Below are some records; retype all of them exactly.

>> Begin Provided records

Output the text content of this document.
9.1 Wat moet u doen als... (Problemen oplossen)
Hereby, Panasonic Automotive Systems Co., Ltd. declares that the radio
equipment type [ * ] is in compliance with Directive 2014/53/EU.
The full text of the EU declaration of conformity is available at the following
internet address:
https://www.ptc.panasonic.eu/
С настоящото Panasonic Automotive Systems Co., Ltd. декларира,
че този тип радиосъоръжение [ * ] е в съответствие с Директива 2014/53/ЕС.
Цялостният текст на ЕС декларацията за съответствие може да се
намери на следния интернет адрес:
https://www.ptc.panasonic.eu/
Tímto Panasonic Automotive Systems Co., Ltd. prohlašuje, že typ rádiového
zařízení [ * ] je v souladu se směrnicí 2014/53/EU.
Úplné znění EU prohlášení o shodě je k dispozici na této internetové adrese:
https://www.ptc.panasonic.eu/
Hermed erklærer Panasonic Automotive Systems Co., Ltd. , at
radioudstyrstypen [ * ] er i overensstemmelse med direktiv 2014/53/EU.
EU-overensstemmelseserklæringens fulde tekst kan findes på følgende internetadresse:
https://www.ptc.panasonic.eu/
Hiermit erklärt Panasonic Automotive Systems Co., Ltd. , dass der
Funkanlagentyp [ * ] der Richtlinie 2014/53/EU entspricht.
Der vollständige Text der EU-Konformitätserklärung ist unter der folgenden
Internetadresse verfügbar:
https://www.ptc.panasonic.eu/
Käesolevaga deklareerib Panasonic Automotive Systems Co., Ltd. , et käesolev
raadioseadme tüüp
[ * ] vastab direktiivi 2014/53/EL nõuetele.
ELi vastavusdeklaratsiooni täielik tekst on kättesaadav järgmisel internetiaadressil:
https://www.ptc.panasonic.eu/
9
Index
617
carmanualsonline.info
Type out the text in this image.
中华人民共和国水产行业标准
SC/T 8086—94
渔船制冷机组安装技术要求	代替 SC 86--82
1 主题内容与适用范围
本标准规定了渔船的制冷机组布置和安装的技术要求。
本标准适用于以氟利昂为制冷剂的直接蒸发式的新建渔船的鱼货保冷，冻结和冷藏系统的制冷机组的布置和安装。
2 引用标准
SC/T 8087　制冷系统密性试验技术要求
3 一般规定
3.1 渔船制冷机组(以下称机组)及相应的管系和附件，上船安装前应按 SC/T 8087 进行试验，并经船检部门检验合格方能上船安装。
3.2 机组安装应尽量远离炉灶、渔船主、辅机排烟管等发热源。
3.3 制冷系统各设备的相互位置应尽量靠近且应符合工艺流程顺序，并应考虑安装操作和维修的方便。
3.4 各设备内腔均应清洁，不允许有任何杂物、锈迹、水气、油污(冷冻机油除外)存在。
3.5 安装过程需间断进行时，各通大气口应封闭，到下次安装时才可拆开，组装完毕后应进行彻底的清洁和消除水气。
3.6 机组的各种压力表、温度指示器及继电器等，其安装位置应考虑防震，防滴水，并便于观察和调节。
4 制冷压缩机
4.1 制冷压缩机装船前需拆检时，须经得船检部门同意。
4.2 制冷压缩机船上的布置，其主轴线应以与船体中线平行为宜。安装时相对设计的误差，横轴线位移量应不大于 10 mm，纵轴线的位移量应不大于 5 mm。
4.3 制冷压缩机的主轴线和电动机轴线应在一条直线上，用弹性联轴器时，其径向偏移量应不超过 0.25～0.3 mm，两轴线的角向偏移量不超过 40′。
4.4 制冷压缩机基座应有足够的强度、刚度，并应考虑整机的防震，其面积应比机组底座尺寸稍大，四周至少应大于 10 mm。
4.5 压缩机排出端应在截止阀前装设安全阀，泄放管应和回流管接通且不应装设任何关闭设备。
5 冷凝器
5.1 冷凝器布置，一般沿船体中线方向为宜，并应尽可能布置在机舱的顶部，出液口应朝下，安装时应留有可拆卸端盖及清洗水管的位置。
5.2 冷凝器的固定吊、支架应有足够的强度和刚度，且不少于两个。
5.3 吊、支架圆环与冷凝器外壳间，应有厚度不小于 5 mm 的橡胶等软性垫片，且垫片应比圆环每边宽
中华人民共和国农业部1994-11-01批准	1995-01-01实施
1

>> End Provided records

Solution:
Output the text content of this document.
9.1 Wat moet u doen als... (Problemen oplossen)
Hereby, Panasonic Automotive Systems Co., Ltd. declares that the radio
equipment type [ * ] is in compliance with Directive 2014/53/EU.
The full text of the EU declaration of conformity is available at the following
internet address:
https://www.ptc.panasonic.eu/
С настоящото Panasonic Automotive Systems Co., Ltd. декларира,
че този тип радиосъоръжение [ * ] е в съответствие с Директива 2014/53/ЕС.
Цялостният текст на ЕС декларацията за съответствие може да се
намери на следния интернет адрес:
https://www.ptc.panasonic.eu/
Tímto Panasonic Automotive Systems Co., Ltd. prohlašuje, že typ rádiového
zařízení [ * ] je v souladu se směrnicí 2014/53/EU.
Úplné znění EU prohlášení o shodě je k dispozici na této internetové adrese:
https://www.ptc.panasonic.eu/
Hermed erklærer Panasonic Automotive Systems Co., Ltd. , at
radioudstyrstypen [ * ] er i overensstemmelse med direktiv 2014/53/EU.
EU-overensstemmelseserklæringens fulde tekst kan findes på følgende internetadresse:
https://www.ptc.panasonic.eu/
Hiermit erklärt Panasonic Automotive Systems Co., Ltd. , dass der
Funkanlagentyp [ * ] der Richtlinie 2014/53/EU entspricht.
Der vollständige Text der EU-Konformitätserklärung ist unter der folgenden
Internetadresse verfügbar:
https://www.ptc.panasonic.eu/
Käesolevaga deklareerib Panasonic Automotive Systems Co., Ltd. , et käesolev
raadioseadme tüüp
[ * ] vastab direktiivi 2014/53/EL nõuetele.
ELi vastavusdeklaratsiooni täielik tekst on kättesaadav järgmisel internetiaadressil:
https://www.ptc.panasonic.eu/
9
Index
617
carmanualsonline.info
Type out the text in this image.
中华人民共和国水产行业标准
SC/T 8086—94
渔船制冷机组安装技术要求	代替 SC 86--82
1 主题内容与适用范围
本标准规定了渔船的制冷机组布置和安装的技术要求。
本标准适用于以氟利昂为制冷剂的直接蒸发式的新建渔船的鱼货保冷，冻结和冷藏系统的制冷机组的布置和安装。
2 引用标准
SC/T 8087　制冷系统密性试验技术要求
3 一般规定
3.1 渔船制冷机组(以下称机组)及相应的管系和附件，上船安装前应按 SC/T 8087 进行试验，并经船检部门检验合格方能上船安装。
3.2 机组安装应尽量远离炉灶、渔船主、辅机排烟管等发热源。
3.3 制冷系统各设备的相互位置应尽量靠近且应符合工艺流程顺序，并应考虑安装操作和维修的方便。
3.4 各设备内腔均应清洁，不允许有任何杂物、锈迹、水气、油污(冷冻机油除外)存在。
3.5 安装过程需间断进行时，各通大气口应封闭，到下次安装时才可拆开，组装完毕后应进行彻底的清洁和消除水气。
3.6 机组的各种压力表、温度指示器及继电器等，其安装位置应考虑防震，防滴水，并便于观察和调节。
4 制冷压缩机
4.1 制冷压缩机装船前需拆检时，须经得船检部门同意。
4.2 制冷压缩机船上的布置，其主轴线应以与船体中线平行为宜。安装时相对设计的误差，横轴线位移量应不大于 10 mm，纵轴线的位移量应不大于 5 mm。
4.3 制冷压缩机的主轴线和电动机轴线应在一条直线上，用弹性联轴器时，其径向偏移量应不超过 0.25～0.3 mm，两轴线的角向偏移量不超过 40′。
4.4 制冷压缩机基座应有足够的强度、刚度，并应考虑整机的防震，其面积应比机组底座尺寸稍大，四周至少应大于 10 mm。
4.5 压缩机排出端应在截止阀前装设安全阀，泄放管应和回流管接通且不应装设任何关闭设备。
5 冷凝器
5.1 冷凝器布置，一般沿船体中线方向为宜，并应尽可能布置在机舱的顶部，出液口应朝下，安装时应留有可拆卸端盖及清洗水管的位置。
5.2 冷凝器的固定吊、支架应有足够的强度和刚度，且不少于两个。
5.3 吊、支架圆环与冷凝器外壳间，应有厚度不小于 5 mm 的橡胶等软性垫片，且垫片应比圆环每边宽
中华人民共和国农业部1994-11-01批准	1995-01-01实施
1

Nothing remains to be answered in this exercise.